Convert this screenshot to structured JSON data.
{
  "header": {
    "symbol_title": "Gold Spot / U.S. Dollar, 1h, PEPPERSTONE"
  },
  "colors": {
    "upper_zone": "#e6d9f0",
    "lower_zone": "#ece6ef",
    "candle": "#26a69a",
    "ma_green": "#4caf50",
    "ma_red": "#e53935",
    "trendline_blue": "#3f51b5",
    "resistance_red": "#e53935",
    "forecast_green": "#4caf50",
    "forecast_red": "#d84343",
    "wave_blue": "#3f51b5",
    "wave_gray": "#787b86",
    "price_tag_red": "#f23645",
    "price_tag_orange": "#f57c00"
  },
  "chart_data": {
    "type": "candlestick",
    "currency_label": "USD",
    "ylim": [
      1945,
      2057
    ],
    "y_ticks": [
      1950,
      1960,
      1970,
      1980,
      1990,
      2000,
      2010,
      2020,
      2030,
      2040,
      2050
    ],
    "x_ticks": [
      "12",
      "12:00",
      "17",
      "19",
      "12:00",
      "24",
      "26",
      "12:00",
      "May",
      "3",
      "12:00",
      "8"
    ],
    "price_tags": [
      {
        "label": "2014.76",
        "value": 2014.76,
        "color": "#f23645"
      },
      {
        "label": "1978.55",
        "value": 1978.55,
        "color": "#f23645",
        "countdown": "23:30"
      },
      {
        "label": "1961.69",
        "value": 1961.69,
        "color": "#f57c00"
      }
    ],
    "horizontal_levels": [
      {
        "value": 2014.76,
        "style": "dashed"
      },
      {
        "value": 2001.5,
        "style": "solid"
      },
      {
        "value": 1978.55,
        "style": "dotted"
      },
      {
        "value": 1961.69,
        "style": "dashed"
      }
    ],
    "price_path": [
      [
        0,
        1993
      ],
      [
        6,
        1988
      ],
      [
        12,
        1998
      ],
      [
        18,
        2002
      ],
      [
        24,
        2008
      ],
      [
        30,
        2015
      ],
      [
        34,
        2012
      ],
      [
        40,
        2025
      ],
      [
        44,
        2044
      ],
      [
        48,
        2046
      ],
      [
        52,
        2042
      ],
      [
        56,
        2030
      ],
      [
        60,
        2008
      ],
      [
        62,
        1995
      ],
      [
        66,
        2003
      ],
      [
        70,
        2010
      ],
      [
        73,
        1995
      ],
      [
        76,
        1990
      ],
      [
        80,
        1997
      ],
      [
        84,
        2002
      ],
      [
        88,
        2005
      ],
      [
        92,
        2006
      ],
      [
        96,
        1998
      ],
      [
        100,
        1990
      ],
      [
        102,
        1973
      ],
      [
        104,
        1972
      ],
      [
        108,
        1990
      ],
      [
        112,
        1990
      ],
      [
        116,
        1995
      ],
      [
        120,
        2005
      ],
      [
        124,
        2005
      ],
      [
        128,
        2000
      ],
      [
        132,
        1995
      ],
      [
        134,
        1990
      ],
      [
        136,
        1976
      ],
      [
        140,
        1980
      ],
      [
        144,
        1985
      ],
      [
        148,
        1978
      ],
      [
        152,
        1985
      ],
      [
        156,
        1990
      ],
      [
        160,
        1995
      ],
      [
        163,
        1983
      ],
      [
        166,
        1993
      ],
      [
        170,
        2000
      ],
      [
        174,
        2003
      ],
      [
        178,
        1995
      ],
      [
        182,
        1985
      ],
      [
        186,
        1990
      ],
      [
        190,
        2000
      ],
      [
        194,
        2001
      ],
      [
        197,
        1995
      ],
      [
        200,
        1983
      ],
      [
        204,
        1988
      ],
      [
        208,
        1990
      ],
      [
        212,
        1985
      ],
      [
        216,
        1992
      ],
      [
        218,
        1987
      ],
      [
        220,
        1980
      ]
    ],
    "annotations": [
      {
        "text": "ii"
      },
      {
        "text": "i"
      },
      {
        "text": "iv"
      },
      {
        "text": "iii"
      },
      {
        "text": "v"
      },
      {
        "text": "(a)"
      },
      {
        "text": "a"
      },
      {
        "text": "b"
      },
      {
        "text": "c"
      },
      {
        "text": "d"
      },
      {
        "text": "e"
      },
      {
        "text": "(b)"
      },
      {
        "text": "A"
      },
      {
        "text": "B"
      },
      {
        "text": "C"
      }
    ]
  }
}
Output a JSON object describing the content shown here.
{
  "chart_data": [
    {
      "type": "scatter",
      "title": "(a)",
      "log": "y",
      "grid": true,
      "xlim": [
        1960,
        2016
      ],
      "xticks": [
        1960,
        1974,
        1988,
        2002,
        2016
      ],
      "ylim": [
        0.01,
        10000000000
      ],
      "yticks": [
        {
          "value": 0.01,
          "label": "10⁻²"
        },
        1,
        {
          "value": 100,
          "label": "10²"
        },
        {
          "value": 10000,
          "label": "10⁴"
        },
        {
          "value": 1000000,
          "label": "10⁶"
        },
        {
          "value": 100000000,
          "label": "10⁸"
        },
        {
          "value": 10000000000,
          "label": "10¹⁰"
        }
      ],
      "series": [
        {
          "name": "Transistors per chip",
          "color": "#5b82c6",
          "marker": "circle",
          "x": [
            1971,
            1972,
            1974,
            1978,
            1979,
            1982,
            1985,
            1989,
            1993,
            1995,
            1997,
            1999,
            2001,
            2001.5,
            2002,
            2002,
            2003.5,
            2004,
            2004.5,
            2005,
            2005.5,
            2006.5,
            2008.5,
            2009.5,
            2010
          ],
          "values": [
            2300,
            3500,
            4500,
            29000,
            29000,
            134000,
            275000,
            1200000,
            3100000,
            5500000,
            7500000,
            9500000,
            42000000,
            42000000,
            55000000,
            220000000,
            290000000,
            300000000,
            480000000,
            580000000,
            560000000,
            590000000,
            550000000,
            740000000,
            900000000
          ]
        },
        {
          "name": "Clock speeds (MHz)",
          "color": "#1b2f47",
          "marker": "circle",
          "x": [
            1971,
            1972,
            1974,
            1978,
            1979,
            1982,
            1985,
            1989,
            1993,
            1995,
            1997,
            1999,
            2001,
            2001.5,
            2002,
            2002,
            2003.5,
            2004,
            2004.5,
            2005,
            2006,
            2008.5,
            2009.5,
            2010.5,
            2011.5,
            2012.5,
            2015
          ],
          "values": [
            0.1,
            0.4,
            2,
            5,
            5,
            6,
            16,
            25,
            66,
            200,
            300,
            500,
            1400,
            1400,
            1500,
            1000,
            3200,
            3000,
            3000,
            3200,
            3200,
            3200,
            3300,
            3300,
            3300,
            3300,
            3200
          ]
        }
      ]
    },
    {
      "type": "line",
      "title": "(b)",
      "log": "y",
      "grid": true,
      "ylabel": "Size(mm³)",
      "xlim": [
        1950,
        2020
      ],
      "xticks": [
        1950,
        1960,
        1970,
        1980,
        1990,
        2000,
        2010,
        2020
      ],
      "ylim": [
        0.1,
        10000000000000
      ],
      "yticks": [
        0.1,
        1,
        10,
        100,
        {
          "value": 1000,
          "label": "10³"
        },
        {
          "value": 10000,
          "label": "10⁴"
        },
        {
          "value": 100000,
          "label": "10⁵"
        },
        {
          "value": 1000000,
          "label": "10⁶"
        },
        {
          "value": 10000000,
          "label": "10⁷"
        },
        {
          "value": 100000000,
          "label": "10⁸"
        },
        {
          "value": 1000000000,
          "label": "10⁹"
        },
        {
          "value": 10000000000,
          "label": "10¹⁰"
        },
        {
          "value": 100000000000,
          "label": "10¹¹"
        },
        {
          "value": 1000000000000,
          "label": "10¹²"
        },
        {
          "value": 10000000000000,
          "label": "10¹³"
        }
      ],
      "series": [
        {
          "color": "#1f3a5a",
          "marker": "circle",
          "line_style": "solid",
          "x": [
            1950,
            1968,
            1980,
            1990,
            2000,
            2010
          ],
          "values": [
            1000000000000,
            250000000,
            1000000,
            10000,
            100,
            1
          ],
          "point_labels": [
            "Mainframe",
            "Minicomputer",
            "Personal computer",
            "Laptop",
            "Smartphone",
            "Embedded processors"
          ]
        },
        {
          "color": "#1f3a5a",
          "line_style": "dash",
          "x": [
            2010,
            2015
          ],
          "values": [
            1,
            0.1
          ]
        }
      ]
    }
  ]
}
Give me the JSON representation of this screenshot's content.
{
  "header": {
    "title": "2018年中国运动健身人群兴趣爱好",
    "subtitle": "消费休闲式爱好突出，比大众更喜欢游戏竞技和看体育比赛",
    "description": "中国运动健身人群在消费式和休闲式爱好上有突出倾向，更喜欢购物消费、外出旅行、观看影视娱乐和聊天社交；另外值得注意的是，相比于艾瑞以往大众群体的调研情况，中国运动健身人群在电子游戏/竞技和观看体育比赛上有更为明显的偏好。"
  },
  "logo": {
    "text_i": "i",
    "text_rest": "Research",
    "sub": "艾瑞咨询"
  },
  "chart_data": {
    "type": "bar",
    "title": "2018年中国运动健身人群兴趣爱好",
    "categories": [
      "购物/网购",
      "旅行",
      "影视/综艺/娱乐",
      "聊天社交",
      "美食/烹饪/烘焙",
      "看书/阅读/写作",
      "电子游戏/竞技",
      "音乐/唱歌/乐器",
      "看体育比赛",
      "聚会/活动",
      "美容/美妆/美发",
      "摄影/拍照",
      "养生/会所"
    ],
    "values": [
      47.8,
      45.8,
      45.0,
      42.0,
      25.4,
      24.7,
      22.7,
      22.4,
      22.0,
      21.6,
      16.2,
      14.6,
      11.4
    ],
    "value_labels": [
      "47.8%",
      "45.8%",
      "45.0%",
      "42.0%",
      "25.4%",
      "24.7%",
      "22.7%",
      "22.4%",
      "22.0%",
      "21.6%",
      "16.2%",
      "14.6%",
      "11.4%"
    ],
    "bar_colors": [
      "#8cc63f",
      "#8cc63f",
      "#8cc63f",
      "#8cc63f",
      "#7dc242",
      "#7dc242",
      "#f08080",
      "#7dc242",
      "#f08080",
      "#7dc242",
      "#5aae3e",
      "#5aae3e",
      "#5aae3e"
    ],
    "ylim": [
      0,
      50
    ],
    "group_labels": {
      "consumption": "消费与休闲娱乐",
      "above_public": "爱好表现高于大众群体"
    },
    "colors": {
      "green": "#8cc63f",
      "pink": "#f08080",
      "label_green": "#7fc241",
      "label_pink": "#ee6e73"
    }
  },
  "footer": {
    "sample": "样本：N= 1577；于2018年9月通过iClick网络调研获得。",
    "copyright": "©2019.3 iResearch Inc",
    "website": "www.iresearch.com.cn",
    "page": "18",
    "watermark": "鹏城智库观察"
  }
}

□ □ □

**Required work**
Copy every line above in which the string "content" shows up.

**Task output**
Output a JSON object describing the content shown here.
Give me the JSON representation of this screenshot's content.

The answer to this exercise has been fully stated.